_EXERCISE DETAILS_: The answer is one number: how many lines in the data below hold "Neuroticism".

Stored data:
● ● ● ●

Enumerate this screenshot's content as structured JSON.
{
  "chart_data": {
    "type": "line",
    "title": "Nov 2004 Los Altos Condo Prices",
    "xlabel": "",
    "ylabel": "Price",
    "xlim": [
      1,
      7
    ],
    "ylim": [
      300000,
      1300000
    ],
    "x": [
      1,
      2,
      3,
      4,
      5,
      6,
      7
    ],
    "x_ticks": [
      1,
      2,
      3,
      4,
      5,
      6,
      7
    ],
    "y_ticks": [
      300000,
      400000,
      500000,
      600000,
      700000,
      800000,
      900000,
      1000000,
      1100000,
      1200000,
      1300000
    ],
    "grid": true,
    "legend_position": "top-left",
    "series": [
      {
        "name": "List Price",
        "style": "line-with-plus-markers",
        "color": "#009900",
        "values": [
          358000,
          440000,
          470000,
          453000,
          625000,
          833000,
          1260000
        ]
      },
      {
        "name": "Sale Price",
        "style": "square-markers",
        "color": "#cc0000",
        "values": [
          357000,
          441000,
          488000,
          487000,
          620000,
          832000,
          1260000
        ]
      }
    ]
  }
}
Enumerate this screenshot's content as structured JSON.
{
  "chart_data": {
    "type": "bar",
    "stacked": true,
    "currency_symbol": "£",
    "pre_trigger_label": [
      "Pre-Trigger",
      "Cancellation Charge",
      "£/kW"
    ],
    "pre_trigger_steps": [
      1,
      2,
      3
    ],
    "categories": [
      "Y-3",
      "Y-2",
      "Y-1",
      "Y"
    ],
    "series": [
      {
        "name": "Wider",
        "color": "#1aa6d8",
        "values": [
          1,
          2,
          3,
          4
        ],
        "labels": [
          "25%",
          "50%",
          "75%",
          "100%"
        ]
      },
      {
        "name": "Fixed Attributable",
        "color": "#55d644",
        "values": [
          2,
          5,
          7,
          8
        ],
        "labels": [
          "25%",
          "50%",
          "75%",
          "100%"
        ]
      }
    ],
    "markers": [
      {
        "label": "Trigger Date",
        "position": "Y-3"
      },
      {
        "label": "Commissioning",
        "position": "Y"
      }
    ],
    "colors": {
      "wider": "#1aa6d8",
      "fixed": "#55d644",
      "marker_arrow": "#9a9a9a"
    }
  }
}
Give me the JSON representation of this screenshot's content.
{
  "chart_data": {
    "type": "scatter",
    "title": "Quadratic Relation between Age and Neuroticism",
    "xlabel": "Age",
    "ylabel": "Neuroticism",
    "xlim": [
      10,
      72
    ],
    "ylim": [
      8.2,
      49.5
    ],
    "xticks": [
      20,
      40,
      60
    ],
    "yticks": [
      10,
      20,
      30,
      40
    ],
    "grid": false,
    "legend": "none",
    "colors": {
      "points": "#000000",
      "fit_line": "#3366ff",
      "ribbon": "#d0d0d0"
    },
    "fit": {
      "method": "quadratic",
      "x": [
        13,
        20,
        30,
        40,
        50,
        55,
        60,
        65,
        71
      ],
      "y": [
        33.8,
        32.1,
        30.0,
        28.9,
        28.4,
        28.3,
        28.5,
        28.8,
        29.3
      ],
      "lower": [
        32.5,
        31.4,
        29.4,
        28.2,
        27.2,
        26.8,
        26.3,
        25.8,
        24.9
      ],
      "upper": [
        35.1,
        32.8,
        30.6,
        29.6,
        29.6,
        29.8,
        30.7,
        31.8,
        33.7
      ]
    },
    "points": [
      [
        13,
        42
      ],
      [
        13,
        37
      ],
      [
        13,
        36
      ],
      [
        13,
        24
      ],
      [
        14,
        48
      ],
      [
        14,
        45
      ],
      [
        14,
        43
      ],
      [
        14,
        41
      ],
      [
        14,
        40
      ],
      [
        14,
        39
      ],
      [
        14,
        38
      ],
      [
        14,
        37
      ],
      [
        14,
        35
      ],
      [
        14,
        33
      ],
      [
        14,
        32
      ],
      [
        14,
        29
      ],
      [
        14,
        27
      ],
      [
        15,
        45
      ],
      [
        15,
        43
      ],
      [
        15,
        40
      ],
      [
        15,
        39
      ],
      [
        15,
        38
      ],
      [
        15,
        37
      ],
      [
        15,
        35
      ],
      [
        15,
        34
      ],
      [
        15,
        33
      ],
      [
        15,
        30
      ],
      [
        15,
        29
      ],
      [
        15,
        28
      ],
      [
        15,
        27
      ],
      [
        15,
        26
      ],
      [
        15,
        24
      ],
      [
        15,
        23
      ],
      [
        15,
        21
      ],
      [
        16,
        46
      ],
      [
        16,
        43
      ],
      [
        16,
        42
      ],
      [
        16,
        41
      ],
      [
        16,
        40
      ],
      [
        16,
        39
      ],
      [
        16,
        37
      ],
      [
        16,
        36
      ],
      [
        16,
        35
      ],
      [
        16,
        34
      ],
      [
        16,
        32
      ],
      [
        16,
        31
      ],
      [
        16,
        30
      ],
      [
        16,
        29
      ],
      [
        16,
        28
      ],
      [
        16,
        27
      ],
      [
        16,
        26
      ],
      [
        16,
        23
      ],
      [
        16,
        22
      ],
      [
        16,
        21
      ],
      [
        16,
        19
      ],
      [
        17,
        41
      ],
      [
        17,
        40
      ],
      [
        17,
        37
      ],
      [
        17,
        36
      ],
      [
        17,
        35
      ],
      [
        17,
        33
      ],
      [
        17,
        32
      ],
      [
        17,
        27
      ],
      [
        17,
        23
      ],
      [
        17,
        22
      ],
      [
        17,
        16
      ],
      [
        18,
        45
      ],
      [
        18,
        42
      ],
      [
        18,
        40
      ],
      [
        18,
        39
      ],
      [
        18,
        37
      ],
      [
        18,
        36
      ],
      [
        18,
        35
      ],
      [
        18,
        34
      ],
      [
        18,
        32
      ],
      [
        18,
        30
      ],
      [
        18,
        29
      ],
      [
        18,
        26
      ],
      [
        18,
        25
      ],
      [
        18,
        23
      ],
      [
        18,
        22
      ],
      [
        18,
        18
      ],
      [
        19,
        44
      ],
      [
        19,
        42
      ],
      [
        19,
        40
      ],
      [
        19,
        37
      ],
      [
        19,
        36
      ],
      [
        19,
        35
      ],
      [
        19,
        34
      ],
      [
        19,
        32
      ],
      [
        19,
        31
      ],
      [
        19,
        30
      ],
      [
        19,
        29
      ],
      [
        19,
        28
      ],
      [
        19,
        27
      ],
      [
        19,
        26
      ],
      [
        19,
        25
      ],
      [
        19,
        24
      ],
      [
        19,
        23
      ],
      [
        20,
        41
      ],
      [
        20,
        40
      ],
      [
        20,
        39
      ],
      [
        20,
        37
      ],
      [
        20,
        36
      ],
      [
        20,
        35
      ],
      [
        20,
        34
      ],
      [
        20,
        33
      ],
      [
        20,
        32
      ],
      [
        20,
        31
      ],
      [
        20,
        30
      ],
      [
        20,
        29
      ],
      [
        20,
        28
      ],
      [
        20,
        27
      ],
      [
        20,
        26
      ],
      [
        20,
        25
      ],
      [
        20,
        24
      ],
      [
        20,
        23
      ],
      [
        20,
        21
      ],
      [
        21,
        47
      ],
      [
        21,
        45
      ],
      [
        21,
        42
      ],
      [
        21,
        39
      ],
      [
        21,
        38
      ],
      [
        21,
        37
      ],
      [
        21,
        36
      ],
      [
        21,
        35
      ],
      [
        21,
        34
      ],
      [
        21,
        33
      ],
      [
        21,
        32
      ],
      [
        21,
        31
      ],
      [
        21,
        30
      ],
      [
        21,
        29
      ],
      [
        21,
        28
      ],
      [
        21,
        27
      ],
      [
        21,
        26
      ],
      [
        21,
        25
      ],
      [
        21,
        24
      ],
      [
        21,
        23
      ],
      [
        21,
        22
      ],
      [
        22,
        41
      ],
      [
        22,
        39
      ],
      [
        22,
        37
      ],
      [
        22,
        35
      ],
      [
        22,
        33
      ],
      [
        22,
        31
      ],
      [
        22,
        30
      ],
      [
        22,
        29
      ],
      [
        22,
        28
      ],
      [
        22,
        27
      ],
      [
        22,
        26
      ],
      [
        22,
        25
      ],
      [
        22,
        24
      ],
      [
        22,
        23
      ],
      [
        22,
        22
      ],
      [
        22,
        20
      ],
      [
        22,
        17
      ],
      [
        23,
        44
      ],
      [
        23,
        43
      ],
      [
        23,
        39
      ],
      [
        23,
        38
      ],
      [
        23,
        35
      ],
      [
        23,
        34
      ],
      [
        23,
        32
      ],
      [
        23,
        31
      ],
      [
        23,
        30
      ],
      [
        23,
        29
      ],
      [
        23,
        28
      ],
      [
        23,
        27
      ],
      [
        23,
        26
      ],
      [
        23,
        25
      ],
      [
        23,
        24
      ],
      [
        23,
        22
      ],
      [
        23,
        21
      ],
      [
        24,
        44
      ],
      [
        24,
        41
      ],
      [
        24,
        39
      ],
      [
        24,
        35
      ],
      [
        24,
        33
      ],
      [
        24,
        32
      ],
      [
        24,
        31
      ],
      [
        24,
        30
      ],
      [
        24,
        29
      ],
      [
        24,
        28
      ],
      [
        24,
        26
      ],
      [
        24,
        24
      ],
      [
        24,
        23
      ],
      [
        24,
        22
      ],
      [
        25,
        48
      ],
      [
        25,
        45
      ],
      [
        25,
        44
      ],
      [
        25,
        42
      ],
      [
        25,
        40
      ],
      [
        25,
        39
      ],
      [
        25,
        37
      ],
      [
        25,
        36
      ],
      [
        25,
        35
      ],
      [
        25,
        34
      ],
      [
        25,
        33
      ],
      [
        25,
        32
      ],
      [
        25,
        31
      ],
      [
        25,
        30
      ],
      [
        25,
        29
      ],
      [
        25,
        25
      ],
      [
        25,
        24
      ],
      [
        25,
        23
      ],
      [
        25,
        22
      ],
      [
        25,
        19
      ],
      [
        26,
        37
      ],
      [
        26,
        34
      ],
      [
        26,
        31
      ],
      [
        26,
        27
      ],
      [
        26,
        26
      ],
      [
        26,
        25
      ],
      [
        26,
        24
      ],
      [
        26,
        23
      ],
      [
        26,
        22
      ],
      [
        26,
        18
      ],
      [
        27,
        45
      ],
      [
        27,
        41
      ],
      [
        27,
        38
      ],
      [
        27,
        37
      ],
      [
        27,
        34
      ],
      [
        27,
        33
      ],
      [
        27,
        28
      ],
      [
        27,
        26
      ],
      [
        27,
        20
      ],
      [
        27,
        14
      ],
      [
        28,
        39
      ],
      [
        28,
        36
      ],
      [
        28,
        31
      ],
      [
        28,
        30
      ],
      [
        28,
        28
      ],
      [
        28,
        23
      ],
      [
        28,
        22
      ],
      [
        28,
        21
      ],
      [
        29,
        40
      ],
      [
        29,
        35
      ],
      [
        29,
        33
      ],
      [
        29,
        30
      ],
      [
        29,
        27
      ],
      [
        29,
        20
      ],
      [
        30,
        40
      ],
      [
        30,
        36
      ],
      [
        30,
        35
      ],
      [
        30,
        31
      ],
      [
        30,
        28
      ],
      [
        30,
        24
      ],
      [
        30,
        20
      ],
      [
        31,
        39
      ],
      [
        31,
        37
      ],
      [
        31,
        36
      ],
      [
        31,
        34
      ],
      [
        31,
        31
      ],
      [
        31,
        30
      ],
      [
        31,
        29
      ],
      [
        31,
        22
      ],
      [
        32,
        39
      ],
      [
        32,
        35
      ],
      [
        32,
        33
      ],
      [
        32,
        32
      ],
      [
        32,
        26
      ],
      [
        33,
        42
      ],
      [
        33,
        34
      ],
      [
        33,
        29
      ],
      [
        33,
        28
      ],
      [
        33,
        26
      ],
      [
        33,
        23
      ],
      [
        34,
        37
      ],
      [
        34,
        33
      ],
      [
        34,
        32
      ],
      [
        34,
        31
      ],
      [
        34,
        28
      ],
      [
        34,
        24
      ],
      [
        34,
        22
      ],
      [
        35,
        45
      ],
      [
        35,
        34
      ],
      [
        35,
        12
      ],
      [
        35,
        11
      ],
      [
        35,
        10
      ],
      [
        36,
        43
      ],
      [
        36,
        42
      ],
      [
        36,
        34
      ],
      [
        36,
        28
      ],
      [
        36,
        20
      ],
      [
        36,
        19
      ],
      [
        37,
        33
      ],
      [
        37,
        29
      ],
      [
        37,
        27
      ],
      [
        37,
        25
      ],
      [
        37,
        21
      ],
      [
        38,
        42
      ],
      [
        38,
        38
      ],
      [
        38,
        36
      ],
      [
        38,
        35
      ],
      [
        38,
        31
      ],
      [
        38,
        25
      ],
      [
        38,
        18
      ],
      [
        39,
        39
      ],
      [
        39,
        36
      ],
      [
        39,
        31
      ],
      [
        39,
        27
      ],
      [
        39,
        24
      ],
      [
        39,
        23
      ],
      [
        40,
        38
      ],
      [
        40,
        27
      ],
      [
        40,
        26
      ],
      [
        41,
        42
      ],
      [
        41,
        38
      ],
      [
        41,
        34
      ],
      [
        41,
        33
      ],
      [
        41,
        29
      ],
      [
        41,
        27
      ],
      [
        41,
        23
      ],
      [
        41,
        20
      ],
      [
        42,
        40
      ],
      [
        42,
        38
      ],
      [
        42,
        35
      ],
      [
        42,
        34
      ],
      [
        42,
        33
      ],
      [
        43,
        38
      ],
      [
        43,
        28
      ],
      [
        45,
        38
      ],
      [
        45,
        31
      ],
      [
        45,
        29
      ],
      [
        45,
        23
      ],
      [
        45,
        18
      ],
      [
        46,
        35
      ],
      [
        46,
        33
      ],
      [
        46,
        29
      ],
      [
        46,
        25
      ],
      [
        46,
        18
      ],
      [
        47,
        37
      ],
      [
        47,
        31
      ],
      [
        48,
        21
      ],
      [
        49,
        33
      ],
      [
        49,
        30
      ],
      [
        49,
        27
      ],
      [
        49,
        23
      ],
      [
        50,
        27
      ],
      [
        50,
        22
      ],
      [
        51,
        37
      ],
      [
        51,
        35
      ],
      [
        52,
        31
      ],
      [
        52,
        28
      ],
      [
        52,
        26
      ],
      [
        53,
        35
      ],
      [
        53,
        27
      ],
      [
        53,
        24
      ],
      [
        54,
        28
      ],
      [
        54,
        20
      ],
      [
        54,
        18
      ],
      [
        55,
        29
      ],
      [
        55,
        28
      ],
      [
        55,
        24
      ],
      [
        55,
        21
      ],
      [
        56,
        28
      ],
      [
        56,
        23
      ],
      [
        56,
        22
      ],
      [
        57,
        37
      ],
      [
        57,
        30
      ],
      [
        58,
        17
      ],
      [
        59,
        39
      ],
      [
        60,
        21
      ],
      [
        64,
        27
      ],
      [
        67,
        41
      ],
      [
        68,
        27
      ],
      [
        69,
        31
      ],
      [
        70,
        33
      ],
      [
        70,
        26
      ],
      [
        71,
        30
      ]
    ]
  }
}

● ● ● ●

_FINAL ANSWER_: 2